**DATA IN THIS EXERCISE:**
* start *

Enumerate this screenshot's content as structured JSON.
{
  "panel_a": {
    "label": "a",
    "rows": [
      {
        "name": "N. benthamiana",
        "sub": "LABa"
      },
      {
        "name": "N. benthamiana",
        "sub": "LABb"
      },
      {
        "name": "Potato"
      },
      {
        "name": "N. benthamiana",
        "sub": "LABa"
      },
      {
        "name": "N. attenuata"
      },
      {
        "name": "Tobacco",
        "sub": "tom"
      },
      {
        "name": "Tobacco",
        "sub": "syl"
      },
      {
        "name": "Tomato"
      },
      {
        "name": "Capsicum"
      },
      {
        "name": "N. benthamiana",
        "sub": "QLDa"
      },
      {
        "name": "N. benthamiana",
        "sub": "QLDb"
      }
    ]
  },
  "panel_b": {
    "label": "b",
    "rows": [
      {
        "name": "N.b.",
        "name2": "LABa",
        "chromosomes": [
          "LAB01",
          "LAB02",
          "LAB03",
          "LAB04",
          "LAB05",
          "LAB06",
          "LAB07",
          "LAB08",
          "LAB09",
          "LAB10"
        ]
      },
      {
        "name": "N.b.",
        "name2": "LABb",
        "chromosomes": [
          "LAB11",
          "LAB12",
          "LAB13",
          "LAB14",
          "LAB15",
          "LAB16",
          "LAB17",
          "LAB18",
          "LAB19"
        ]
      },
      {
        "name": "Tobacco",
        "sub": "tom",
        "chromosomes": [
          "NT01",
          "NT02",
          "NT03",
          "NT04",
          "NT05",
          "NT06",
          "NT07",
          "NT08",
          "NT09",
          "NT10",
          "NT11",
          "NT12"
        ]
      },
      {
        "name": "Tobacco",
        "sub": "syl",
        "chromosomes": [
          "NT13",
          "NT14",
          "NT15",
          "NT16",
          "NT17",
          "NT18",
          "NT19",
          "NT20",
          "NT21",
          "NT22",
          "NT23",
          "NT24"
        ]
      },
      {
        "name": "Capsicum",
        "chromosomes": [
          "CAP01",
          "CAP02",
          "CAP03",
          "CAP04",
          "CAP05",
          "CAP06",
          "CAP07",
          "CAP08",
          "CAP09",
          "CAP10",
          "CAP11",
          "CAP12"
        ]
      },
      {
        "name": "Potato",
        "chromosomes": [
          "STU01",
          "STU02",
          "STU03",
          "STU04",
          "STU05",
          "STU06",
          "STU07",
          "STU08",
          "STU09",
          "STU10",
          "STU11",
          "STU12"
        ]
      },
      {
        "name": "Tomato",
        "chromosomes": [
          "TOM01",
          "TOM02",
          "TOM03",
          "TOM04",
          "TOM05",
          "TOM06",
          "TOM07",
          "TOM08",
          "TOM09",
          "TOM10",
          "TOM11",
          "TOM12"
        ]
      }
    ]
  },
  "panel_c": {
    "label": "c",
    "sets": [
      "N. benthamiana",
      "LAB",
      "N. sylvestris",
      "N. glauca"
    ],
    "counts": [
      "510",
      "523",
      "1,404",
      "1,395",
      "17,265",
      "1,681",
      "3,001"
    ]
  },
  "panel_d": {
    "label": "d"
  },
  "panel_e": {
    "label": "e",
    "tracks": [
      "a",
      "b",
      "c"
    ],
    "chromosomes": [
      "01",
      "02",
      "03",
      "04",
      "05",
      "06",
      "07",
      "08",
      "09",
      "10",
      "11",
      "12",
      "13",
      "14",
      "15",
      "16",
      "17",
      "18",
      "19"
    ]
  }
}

* end *

**REQUIRED WORK:** Reproduce the material precisely, including every line.

**TASK OUTPUT:**
Enumerate this screenshot's content as structured JSON.
{
  "panel_a": {
    "label": "a",
    "rows": [
      {
        "name": "N. benthamiana",
        "sub": "LABa"
      },
      {
        "name": "N. benthamiana",
        "sub": "LABb"
      },
      {
        "name": "Potato"
      },
      {
        "name": "N. benthamiana",
        "sub": "LABa"
      },
      {
        "name": "N. attenuata"
      },
      {
        "name": "Tobacco",
        "sub": "tom"
      },
      {
        "name": "Tobacco",
        "sub": "syl"
      },
      {
        "name": "Tomato"
      },
      {
        "name": "Capsicum"
      },
      {
        "name": "N. benthamiana",
        "sub": "QLDa"
      },
      {
        "name": "N. benthamiana",
        "sub": "QLDb"
      }
    ]
  },
  "panel_b": {
    "label": "b",
    "rows": [
      {
        "name": "N.b.",
        "name2": "LABa",
        "chromosomes": [
          "LAB01",
          "LAB02",
          "LAB03",
          "LAB04",
          "LAB05",
          "LAB06",
          "LAB07",
          "LAB08",
          "LAB09",
          "LAB10"
        ]
      },
      {
        "name": "N.b.",
        "name2": "LABb",
        "chromosomes": [
          "LAB11",
          "LAB12",
          "LAB13",
          "LAB14",
          "LAB15",
          "LAB16",
          "LAB17",
          "LAB18",
          "LAB19"
        ]
      },
      {
        "name": "Tobacco",
        "sub": "tom",
        "chromosomes": [
          "NT01",
          "NT02",
          "NT03",
          "NT04",
          "NT05",
          "NT06",
          "NT07",
          "NT08",
          "NT09",
          "NT10",
          "NT11",
          "NT12"
        ]
      },
      {
        "name": "Tobacco",
        "sub": "syl",
        "chromosomes": [
          "NT13",
          "NT14",
          "NT15",
          "NT16",
          "NT17",
          "NT18",
          "NT19",
          "NT20",
          "NT21",
          "NT22",
          "NT23",
          "NT24"
        ]
      },
      {
        "name": "Capsicum",
        "chromosomes": [
          "CAP01",
          "CAP02",
          "CAP03",
          "CAP04",
          "CAP05",
          "CAP06",
          "CAP07",
          "CAP08",
          "CAP09",
          "CAP10",
          "CAP11",
          "CAP12"
        ]
      },
      {
        "name": "Potato",
        "chromosomes": [
          "STU01",
          "STU02",
          "STU03",
          "STU04",
          "STU05",
          "STU06",
          "STU07",
          "STU08",
          "STU09",
          "STU10",
          "STU11",
          "STU12"
        ]
      },
      {
        "name": "Tomato",
        "chromosomes": [
          "TOM01",
          "TOM02",
          "TOM03",
          "TOM04",
          "TOM05",
          "TOM06",
          "TOM07",
          "TOM08",
          "TOM09",
          "TOM10",
          "TOM11",
          "TOM12"
        ]
      }
    ]
  },
  "panel_c": {
    "label": "c",
    "sets": [
      "N. benthamiana",
      "LAB",
      "N. sylvestris",
      "N. glauca"
    ],
    "counts": [
      "510",
      "523",
      "1,404",
      "1,395",
      "17,265",
      "1,681",
      "3,001"
    ]
  },
  "panel_d": {
    "label": "d"
  },
  "panel_e": {
    "label": "e",
    "tracks": [
      "a",
      "b",
      "c"
    ],
    "chromosomes": [
      "01",
      "02",
      "03",
      "04",
      "05",
      "06",
      "07",
      "08",
      "09",
      "10",
      "11",
      "12",
      "13",
      "14",
      "15",
      "16",
      "17",
      "18",
      "19"
    ]
  }
}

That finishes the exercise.